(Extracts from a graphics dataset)
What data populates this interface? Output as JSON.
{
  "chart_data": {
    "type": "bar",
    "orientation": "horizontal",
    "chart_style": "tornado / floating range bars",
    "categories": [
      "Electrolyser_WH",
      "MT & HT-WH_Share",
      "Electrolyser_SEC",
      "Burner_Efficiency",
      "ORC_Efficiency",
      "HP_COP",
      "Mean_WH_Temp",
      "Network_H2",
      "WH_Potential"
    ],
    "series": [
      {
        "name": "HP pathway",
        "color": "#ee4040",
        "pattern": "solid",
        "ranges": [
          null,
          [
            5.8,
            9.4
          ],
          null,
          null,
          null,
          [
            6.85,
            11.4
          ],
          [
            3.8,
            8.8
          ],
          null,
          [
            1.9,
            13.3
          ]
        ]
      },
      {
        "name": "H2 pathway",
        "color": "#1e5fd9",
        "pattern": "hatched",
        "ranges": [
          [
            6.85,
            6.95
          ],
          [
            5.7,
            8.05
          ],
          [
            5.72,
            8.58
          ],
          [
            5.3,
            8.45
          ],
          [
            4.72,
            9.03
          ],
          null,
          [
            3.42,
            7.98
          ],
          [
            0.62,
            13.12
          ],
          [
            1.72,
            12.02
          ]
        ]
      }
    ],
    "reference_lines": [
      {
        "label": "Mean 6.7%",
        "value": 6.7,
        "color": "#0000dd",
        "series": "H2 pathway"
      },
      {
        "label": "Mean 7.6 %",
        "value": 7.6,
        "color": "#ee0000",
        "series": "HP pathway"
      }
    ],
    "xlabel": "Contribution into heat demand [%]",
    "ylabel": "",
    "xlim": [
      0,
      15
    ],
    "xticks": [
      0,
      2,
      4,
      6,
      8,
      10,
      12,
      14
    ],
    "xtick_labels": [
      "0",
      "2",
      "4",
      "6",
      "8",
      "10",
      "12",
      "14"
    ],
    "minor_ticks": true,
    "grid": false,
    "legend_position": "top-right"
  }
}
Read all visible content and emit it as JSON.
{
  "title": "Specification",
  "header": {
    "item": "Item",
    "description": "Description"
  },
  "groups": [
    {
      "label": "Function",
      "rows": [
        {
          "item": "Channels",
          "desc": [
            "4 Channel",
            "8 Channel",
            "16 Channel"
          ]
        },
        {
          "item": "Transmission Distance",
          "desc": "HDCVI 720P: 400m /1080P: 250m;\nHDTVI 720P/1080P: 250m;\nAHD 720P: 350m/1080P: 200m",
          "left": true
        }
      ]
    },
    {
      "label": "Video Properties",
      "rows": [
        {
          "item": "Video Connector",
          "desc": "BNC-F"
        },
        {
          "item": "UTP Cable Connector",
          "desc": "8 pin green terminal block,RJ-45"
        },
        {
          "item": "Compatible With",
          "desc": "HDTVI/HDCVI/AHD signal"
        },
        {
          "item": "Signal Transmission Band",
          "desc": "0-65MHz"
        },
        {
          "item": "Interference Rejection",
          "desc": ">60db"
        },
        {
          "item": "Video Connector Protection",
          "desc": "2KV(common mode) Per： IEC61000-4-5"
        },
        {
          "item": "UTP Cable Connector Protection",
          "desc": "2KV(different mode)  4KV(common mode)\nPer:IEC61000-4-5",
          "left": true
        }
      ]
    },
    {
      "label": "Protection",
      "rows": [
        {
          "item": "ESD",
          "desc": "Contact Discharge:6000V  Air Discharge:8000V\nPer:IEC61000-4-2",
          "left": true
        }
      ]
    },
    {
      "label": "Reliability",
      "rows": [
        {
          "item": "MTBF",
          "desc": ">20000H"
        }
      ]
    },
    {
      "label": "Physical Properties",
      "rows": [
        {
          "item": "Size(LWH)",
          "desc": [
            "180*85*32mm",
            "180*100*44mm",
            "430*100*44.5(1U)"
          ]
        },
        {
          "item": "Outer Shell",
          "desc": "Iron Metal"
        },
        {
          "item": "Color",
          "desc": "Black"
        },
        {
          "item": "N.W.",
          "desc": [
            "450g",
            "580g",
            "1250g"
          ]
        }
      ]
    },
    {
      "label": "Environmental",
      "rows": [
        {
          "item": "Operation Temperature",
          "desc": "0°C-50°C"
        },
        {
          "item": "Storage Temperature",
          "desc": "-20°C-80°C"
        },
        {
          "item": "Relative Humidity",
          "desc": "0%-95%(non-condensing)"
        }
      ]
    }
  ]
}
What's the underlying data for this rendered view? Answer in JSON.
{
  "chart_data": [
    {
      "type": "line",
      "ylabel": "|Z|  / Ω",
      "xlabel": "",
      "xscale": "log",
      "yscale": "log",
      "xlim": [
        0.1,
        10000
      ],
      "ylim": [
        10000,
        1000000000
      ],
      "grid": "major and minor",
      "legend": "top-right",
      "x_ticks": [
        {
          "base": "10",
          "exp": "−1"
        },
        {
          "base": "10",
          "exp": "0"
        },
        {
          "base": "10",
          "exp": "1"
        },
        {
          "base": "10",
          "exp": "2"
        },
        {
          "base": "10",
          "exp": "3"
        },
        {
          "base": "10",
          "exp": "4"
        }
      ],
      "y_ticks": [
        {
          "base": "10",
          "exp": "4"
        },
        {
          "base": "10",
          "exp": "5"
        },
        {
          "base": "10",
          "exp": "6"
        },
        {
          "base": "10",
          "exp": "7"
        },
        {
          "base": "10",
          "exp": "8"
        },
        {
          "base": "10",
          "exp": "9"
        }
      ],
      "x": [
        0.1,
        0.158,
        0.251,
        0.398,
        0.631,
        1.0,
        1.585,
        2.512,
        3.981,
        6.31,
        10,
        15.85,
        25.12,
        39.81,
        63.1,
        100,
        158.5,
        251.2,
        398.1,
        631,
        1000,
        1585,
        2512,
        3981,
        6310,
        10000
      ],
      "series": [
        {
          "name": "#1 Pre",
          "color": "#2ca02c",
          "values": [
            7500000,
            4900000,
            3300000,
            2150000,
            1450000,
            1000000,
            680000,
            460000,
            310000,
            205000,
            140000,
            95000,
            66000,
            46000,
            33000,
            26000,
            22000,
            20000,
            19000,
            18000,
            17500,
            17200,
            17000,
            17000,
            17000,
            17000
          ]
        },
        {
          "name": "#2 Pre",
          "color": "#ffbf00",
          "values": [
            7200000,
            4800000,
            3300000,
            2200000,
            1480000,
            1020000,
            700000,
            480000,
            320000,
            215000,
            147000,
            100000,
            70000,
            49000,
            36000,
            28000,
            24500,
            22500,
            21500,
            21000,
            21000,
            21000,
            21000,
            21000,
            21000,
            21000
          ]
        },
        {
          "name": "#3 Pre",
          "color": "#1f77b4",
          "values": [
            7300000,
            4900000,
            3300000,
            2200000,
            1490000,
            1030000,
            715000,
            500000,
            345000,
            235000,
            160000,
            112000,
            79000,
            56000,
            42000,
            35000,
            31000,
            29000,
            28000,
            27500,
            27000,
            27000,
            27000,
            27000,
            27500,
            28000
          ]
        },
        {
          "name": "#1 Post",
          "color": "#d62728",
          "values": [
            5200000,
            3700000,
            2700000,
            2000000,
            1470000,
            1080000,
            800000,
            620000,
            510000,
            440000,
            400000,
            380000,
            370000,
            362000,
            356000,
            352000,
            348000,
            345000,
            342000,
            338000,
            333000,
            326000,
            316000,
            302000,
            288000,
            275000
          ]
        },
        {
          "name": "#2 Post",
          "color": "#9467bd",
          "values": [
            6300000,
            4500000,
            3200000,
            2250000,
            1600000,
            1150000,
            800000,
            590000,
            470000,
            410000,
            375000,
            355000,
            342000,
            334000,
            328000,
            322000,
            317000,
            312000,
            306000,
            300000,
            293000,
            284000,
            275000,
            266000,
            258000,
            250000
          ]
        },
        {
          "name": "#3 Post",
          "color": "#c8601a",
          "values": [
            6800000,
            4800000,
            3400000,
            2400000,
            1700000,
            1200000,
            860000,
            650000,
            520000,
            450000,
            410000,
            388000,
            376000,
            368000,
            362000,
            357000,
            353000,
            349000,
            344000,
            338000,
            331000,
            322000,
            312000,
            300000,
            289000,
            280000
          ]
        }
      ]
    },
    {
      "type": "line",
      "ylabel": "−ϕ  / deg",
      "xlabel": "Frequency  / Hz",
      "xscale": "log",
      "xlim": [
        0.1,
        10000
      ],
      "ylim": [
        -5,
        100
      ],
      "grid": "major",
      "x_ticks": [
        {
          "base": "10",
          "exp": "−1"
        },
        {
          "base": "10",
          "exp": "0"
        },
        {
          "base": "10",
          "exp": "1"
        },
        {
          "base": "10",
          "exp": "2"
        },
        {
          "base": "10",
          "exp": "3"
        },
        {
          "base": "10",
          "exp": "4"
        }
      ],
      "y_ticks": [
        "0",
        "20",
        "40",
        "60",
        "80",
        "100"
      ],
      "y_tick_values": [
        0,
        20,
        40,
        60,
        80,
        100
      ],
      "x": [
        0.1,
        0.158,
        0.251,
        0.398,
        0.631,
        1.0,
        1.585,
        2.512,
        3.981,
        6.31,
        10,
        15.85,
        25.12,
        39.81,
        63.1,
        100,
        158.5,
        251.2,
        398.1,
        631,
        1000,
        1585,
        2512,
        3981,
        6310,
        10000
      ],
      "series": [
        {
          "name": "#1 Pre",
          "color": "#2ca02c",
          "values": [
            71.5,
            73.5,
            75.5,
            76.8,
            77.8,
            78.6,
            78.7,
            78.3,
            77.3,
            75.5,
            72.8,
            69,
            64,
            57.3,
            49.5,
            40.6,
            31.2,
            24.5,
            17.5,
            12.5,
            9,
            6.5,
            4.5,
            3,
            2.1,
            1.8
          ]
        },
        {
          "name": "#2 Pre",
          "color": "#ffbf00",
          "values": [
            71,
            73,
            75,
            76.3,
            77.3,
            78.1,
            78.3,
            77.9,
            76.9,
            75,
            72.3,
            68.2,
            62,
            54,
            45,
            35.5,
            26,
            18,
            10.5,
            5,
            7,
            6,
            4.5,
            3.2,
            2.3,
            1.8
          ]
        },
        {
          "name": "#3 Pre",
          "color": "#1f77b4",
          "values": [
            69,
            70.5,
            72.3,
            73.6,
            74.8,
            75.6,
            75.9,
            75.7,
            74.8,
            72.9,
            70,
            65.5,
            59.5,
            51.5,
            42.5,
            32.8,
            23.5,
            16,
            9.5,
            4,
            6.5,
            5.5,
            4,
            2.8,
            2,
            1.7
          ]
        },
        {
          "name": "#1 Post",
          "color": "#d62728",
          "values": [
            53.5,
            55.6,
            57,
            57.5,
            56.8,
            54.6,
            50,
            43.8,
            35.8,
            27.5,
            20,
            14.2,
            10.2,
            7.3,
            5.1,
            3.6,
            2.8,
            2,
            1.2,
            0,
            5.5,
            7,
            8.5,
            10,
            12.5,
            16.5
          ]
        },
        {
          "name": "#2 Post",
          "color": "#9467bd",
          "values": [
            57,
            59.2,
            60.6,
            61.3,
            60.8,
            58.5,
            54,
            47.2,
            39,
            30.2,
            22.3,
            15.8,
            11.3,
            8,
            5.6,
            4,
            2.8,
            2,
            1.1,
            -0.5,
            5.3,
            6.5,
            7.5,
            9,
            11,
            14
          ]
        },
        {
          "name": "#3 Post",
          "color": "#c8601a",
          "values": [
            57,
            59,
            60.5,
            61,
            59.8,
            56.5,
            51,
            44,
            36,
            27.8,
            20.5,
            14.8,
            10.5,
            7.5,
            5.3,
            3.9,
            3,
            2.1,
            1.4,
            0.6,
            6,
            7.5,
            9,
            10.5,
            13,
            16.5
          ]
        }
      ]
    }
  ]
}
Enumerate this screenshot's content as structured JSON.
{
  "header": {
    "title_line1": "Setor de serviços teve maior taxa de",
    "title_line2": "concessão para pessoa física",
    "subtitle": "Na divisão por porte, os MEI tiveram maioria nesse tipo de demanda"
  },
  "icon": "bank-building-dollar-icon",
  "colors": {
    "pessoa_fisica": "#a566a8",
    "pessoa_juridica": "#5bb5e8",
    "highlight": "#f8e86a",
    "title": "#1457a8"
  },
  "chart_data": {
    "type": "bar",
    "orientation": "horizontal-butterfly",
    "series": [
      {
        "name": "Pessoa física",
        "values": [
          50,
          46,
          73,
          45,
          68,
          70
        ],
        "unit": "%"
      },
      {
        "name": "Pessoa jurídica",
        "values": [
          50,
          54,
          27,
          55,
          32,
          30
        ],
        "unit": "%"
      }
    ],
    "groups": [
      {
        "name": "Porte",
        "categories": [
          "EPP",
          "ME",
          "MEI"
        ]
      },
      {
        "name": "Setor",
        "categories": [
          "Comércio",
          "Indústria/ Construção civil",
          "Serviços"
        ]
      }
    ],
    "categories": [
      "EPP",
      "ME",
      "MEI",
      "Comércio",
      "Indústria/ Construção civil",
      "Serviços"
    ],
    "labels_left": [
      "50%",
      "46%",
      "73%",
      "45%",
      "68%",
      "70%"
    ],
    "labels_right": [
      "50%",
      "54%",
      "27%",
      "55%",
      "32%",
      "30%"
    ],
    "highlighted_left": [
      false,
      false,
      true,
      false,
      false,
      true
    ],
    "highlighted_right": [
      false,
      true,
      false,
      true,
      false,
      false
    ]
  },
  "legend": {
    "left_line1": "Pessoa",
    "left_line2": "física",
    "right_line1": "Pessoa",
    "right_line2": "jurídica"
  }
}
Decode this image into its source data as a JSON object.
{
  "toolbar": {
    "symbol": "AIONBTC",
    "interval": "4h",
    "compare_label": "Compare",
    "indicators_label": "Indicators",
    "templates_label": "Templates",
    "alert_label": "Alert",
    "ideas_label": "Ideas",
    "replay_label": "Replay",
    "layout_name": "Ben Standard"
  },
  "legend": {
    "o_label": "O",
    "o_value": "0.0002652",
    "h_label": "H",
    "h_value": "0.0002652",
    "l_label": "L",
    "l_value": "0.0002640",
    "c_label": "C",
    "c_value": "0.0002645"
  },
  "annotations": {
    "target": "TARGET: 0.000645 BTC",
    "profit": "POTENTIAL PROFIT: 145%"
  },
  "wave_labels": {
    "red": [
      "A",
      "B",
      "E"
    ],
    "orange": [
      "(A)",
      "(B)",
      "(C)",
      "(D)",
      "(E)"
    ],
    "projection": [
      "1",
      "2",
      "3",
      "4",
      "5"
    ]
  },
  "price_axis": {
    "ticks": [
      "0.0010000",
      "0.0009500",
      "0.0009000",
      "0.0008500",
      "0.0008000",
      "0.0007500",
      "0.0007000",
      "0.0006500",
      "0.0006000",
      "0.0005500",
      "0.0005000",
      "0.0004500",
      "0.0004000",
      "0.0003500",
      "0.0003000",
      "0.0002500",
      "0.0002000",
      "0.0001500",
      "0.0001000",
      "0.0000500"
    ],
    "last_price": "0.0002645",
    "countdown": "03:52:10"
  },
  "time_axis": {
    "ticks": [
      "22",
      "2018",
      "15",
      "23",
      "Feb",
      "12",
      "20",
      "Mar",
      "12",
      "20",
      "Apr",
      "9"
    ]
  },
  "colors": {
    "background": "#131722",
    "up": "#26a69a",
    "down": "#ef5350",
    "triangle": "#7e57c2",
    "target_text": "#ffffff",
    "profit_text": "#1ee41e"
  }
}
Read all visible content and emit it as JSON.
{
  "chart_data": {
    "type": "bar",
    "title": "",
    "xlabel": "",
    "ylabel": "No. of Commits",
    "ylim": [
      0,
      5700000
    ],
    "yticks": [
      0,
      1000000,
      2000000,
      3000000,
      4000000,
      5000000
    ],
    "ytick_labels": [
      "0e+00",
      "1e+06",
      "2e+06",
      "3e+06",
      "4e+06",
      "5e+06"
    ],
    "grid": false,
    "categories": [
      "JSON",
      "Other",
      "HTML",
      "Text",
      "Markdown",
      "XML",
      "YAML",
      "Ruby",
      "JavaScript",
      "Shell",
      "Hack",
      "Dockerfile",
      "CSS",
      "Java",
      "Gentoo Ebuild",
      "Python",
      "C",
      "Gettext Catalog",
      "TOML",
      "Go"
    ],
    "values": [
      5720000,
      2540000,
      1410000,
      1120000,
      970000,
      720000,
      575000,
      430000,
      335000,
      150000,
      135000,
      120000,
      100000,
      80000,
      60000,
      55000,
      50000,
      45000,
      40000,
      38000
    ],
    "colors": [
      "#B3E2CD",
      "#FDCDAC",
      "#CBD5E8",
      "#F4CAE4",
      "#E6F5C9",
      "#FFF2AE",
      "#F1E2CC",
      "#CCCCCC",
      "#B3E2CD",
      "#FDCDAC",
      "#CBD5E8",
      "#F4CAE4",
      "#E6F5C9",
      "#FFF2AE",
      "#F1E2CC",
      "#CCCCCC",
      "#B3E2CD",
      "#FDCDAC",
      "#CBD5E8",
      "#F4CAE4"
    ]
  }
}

▶ _Written problem_: List every line above that holds the word "Properties".

▶ _Result for this exercise_:
      "label": "Video Properties",
      "label": "Physical Properties",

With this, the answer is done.